▸ **EXERCISE AIM**
Take every line from the listing below that contains "Mousse".

------------------------------------------------------------------------

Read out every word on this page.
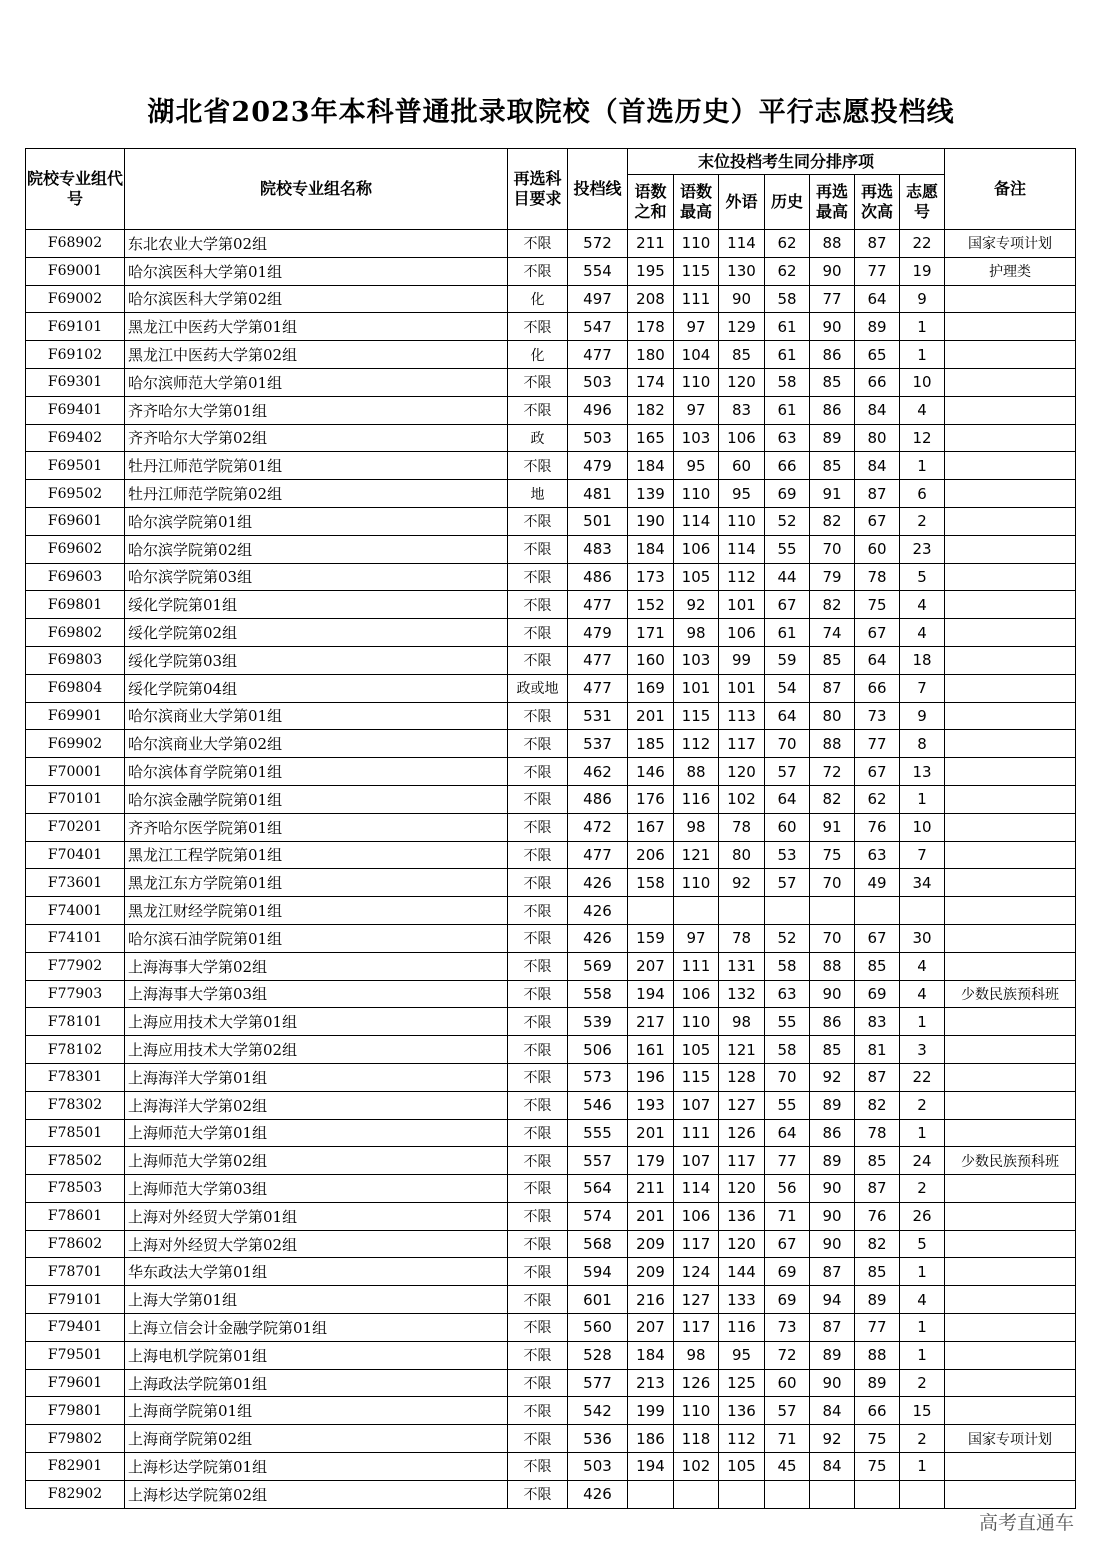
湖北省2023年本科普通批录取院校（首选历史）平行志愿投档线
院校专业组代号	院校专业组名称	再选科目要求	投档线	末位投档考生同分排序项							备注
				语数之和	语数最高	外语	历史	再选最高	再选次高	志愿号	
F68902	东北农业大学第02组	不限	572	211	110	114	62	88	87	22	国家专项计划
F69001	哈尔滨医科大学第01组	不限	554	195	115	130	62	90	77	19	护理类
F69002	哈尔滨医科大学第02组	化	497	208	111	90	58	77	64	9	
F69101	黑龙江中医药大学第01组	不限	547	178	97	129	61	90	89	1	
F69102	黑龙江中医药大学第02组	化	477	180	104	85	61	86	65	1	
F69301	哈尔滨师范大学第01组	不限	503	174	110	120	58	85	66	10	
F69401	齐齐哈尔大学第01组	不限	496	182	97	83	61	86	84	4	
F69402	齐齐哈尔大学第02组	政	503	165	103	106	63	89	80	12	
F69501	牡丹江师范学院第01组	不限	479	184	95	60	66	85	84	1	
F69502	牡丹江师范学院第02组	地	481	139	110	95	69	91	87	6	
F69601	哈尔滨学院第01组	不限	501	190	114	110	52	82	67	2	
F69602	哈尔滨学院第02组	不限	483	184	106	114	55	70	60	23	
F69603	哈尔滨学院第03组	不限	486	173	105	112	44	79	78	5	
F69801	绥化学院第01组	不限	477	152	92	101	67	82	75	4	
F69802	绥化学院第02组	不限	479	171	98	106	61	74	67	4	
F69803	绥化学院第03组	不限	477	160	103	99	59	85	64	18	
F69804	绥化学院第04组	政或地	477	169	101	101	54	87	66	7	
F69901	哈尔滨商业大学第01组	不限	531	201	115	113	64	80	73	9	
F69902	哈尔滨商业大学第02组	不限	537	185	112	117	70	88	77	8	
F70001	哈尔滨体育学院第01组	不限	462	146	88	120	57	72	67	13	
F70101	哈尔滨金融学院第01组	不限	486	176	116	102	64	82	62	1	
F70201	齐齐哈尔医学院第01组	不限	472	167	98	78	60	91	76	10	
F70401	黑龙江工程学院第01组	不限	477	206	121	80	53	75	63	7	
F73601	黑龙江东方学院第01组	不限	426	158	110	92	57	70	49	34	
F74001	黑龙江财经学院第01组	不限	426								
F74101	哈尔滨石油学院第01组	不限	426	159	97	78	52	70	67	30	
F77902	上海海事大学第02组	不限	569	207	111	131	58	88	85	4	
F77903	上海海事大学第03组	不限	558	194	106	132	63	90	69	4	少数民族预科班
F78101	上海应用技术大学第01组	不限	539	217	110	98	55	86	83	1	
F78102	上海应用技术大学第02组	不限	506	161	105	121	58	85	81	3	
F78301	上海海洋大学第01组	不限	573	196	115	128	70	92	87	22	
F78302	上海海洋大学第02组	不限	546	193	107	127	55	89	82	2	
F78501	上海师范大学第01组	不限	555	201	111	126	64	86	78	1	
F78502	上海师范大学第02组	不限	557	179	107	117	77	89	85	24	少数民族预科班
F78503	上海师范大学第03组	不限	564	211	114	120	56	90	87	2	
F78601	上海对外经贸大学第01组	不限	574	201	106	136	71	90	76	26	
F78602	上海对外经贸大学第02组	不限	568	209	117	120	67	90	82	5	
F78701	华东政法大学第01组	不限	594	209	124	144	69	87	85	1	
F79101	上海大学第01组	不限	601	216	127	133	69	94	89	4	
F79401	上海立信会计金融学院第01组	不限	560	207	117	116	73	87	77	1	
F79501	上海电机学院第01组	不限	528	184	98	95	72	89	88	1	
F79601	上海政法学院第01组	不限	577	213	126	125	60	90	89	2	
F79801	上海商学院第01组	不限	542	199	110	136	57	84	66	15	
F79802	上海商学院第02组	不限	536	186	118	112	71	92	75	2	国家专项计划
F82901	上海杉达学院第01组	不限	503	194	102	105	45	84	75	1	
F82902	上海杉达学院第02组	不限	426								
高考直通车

------------------------------------------------------------------------

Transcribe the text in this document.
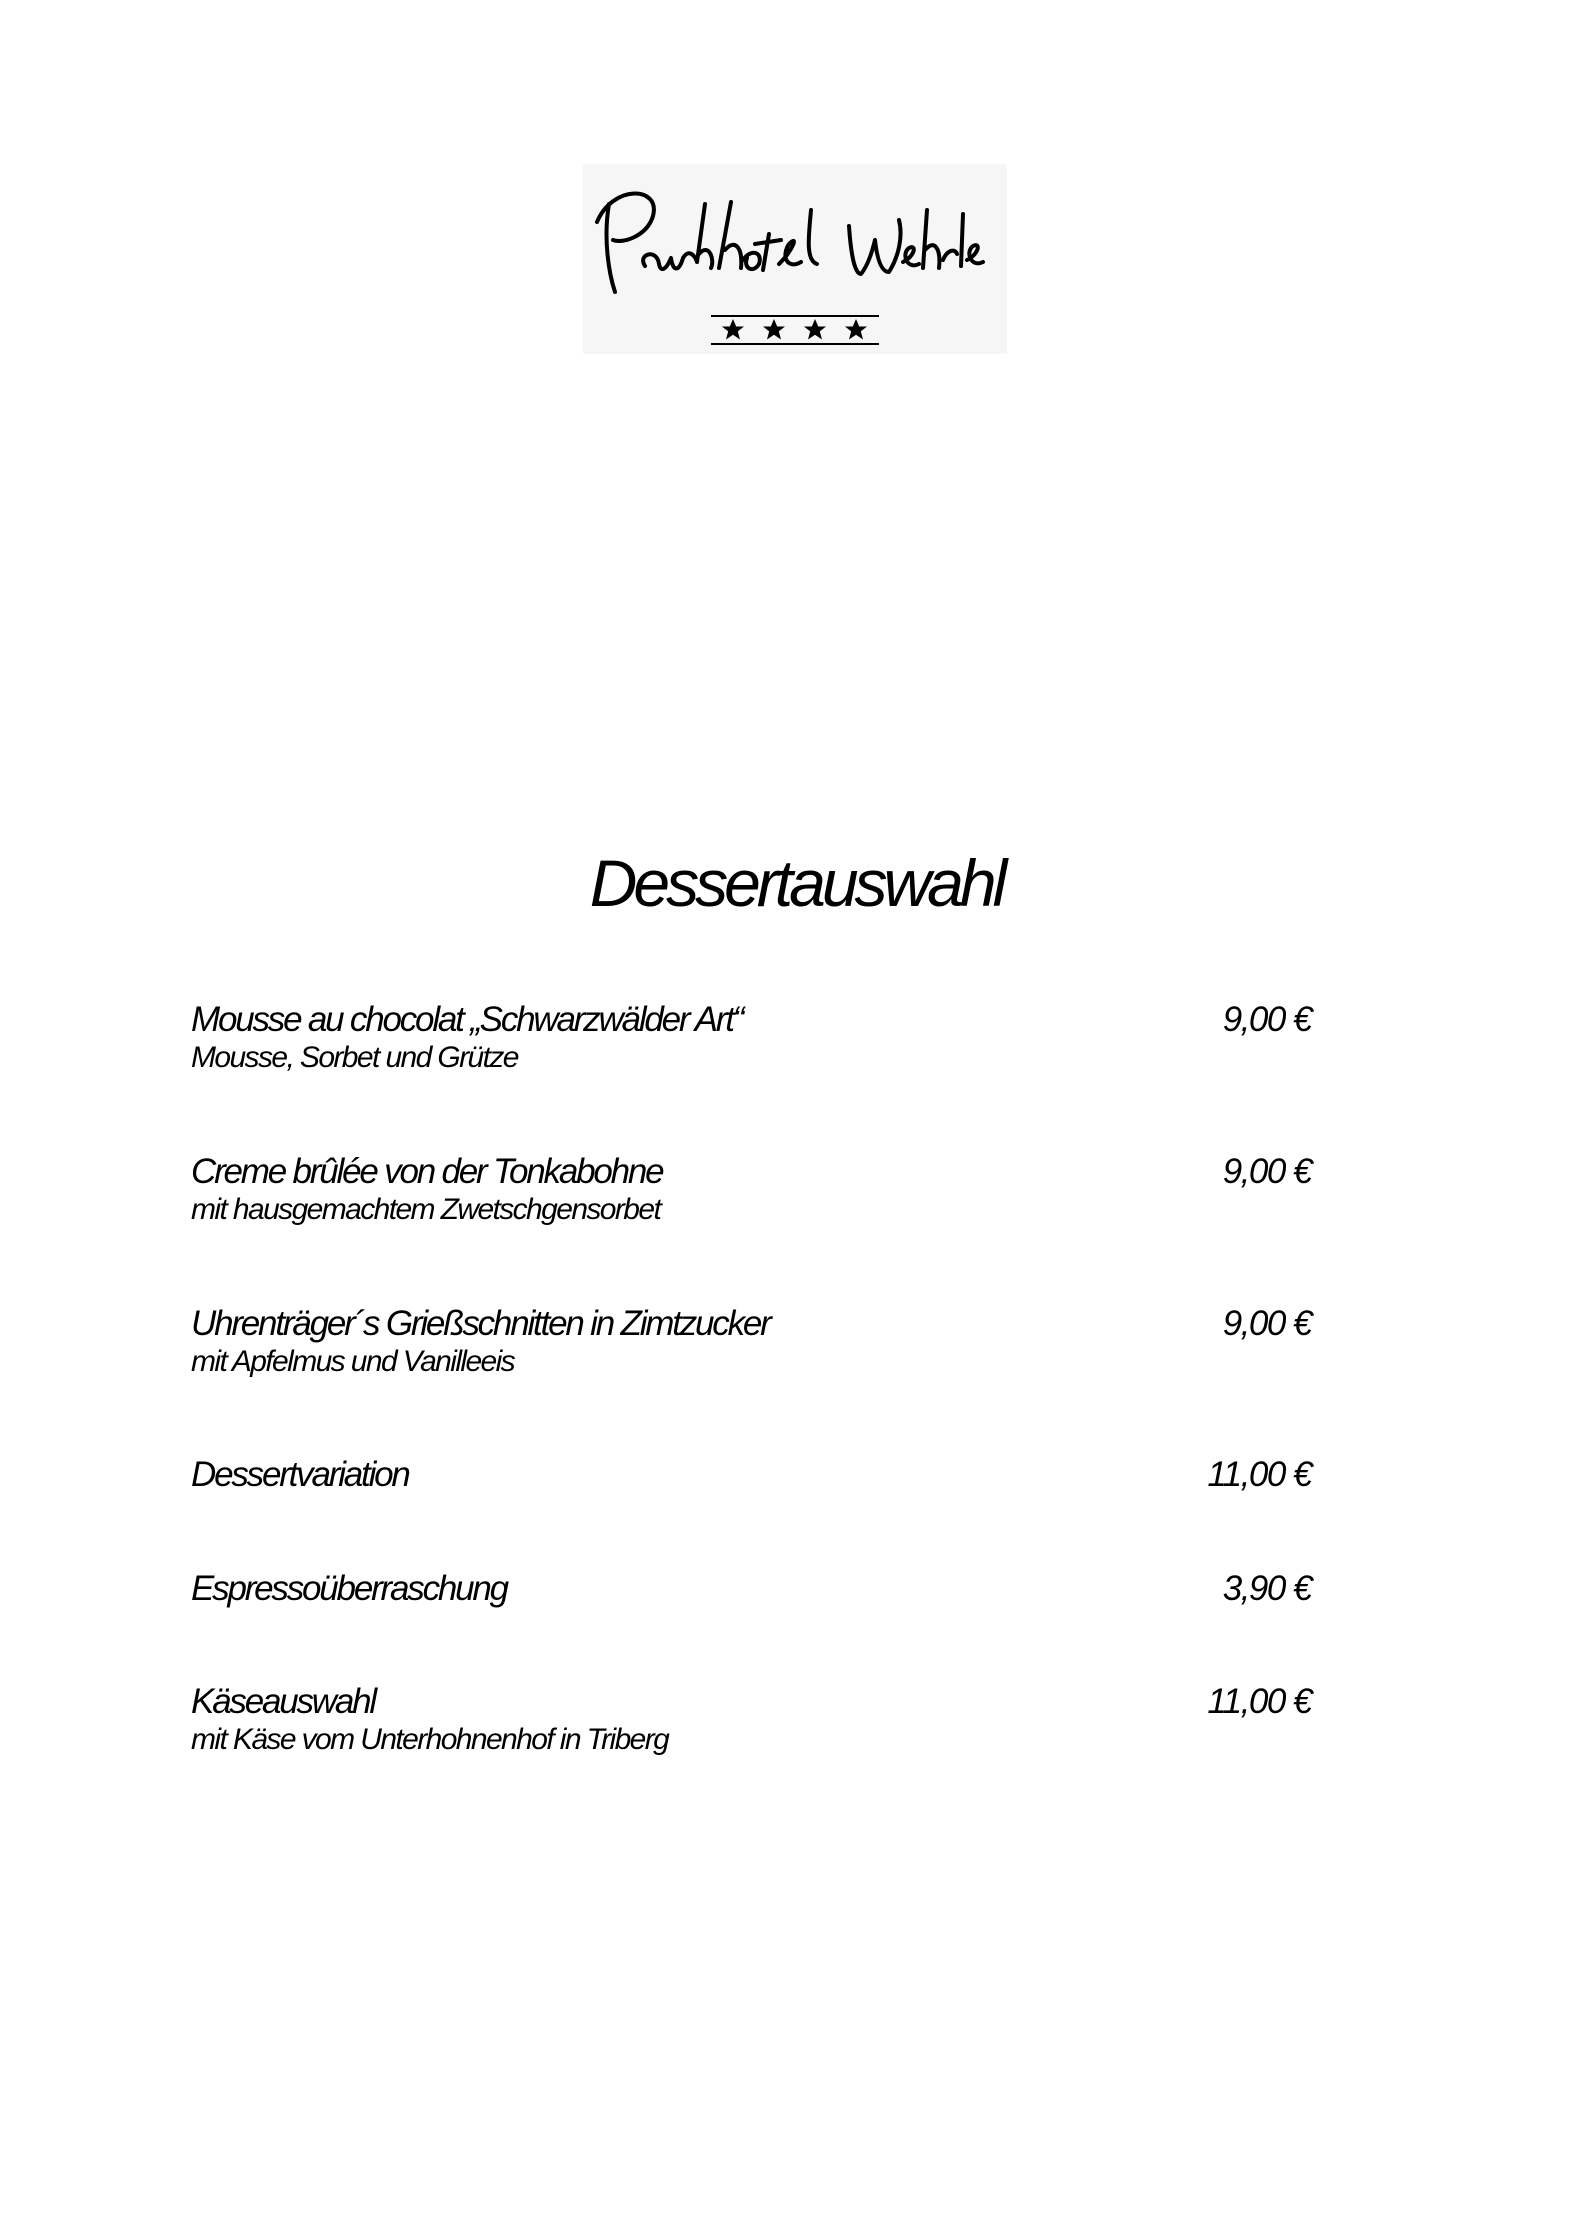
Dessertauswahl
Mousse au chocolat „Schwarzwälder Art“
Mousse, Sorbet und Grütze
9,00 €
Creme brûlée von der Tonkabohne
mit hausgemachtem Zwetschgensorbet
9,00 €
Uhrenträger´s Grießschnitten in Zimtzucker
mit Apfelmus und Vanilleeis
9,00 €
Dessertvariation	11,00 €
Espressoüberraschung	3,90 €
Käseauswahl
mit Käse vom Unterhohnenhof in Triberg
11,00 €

------------------------------------------------------------------------

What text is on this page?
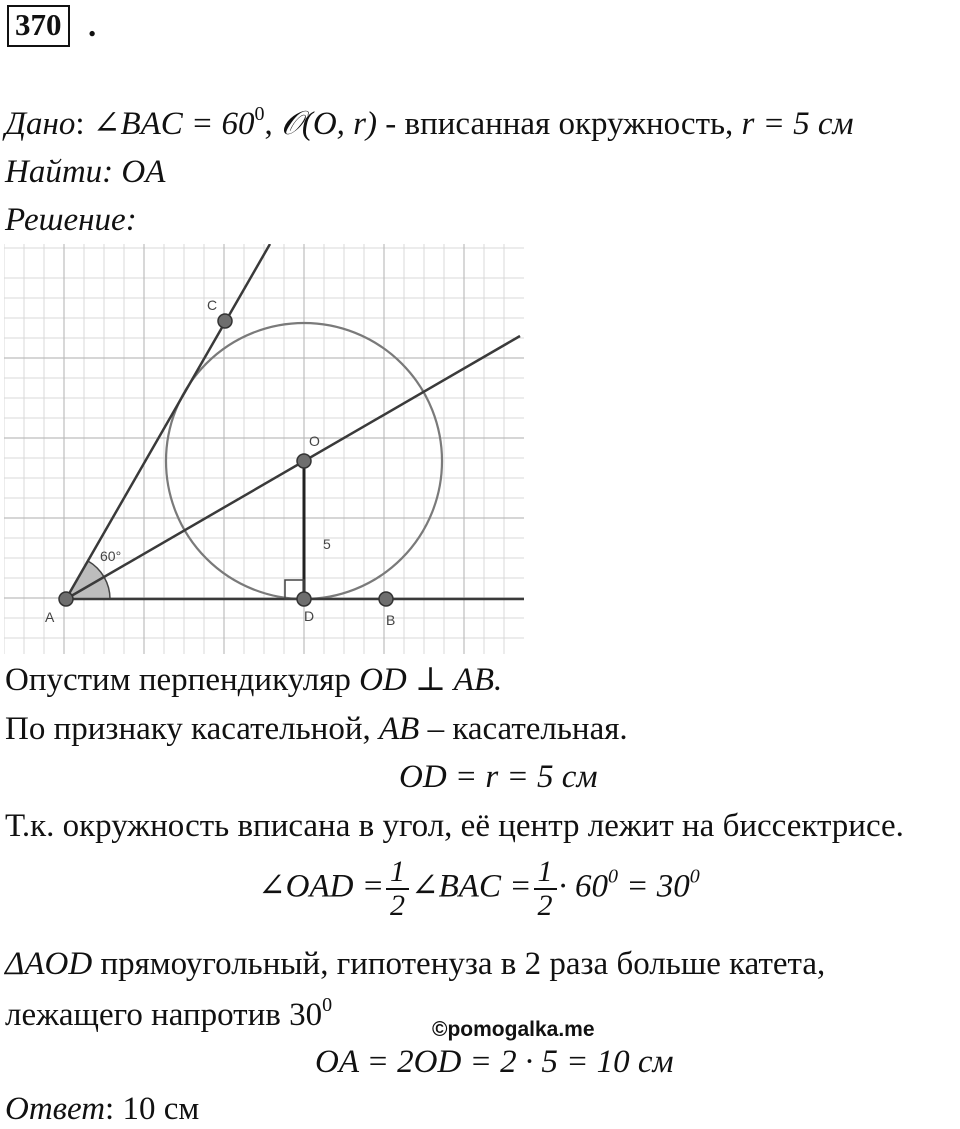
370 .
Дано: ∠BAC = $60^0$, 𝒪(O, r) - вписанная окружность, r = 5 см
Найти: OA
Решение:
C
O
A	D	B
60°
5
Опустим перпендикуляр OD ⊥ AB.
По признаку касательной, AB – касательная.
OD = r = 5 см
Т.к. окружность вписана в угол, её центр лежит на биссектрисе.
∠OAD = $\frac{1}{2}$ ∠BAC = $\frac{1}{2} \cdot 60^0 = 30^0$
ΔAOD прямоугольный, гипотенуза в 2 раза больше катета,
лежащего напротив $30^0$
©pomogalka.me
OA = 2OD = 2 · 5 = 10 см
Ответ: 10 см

------------------------------------------------------------------------

▸ **EXERCISE ANSWER**
Mousse au chocolat „Schwarzwälder Art“
Mousse, Sorbet und Grütze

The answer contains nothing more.